■ **RECORDED DATA**
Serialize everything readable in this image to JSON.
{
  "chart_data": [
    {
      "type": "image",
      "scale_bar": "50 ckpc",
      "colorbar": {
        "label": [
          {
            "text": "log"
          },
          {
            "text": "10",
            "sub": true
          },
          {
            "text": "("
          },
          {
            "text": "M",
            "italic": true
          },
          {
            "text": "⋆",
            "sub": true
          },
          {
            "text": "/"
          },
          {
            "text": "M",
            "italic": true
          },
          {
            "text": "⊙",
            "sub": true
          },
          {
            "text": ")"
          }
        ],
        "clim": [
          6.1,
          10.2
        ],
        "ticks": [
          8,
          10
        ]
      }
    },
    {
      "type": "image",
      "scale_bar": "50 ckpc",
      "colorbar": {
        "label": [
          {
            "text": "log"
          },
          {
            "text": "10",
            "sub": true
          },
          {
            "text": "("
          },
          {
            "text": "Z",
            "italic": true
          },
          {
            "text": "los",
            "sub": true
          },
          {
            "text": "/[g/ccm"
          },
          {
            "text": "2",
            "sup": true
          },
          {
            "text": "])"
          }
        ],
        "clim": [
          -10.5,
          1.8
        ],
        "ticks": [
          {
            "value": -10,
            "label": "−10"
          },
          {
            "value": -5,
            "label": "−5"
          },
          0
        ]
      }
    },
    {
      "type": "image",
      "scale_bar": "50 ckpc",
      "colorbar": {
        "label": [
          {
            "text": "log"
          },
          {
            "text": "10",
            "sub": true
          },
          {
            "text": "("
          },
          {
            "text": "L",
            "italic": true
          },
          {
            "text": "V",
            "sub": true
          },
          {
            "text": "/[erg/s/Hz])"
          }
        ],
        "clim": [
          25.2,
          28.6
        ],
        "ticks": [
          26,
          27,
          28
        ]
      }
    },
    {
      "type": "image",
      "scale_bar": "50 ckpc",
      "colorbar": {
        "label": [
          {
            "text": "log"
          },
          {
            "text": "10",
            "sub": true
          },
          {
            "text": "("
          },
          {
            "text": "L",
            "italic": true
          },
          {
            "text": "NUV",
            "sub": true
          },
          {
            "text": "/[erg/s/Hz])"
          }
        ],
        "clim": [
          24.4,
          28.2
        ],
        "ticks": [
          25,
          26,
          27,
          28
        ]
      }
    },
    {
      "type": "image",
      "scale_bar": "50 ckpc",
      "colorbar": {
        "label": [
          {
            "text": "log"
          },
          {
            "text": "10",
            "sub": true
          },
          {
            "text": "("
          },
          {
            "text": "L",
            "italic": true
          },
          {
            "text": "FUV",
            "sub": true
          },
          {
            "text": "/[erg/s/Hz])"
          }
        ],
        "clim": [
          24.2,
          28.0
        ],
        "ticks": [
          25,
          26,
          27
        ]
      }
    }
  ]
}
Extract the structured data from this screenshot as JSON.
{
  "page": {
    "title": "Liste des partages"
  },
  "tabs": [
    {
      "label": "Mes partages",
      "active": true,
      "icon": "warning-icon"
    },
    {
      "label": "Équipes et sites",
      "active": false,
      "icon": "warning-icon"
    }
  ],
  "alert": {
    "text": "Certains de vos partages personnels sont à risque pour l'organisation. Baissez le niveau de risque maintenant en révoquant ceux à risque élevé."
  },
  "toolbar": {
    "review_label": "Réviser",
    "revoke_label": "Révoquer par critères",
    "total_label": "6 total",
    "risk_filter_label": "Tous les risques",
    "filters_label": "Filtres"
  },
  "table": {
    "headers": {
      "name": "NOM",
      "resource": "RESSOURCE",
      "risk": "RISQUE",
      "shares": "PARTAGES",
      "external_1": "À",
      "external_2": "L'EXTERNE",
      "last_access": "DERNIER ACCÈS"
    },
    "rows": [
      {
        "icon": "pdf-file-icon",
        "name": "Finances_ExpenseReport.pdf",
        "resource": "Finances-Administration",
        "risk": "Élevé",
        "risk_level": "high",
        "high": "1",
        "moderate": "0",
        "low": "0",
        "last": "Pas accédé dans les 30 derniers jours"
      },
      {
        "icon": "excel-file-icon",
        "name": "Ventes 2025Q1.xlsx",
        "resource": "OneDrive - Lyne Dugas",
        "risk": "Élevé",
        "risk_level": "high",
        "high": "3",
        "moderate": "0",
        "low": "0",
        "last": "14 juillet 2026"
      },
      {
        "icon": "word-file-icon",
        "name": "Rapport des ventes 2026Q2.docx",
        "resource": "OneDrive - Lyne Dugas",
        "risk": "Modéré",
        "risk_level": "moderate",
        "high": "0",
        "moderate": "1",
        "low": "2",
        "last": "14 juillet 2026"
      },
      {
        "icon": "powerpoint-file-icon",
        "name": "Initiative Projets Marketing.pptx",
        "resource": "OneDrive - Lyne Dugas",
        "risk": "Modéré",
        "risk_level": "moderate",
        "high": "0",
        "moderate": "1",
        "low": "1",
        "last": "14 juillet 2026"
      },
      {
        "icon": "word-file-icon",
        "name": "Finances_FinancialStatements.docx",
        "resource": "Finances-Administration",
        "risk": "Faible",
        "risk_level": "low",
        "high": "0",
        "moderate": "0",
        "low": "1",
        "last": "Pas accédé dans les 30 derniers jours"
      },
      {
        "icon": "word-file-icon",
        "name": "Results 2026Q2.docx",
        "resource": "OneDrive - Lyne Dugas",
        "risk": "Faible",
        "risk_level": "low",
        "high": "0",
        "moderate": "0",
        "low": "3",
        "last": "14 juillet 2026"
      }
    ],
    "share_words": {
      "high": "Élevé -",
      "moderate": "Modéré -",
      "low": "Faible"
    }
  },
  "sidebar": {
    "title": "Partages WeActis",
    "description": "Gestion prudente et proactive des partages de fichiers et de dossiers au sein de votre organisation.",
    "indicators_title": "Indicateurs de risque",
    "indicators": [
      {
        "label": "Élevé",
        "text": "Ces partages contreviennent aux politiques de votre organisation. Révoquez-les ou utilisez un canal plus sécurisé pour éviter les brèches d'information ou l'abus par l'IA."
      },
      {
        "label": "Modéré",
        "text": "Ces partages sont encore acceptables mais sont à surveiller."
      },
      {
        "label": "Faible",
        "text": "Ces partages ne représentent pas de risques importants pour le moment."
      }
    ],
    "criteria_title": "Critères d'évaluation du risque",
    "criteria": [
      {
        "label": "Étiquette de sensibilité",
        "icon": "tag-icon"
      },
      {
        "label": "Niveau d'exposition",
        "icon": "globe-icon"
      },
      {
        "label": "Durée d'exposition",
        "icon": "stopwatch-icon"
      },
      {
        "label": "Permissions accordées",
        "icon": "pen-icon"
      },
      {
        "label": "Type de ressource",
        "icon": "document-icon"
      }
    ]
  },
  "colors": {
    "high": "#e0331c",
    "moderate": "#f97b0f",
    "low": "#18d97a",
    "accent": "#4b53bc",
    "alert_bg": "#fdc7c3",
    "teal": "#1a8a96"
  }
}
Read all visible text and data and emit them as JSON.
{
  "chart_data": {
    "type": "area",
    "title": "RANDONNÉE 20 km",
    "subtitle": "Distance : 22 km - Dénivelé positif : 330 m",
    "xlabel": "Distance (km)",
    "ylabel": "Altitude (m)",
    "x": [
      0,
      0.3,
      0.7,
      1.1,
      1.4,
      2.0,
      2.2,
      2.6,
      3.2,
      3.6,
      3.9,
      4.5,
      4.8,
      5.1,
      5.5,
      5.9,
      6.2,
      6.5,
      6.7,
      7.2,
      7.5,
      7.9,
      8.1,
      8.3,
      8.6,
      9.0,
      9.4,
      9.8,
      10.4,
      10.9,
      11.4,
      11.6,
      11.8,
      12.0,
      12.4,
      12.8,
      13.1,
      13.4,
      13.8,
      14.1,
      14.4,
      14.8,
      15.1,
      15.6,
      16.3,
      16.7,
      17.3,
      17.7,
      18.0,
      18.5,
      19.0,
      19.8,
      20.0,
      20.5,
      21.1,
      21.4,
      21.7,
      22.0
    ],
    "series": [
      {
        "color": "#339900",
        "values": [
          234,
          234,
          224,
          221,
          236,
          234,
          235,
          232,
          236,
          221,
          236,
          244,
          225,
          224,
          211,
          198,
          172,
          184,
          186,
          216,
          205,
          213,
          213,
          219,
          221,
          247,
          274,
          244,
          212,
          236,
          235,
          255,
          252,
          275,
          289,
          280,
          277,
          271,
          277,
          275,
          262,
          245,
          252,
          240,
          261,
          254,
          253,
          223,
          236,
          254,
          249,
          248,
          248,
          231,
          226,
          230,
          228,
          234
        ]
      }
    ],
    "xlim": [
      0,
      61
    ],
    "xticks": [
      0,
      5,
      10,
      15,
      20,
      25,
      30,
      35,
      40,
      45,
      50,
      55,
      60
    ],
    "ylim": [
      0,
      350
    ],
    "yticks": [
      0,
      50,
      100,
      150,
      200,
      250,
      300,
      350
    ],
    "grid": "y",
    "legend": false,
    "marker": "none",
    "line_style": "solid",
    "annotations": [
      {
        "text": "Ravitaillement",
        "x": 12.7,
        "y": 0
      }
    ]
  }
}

■ **TASK DETAILS**
Reproduce every line from the entries that holds the word "sont".

■ **ANSWER TO THIS EXERCISE**
    "text": "Certains de vos partages personnels sont à risque pour l'organisation. Baissez le niveau de risque maintenant en révoquant ceux à risque élevé."
        "text": "Ces partages sont encore acceptables mais sont à surveiller."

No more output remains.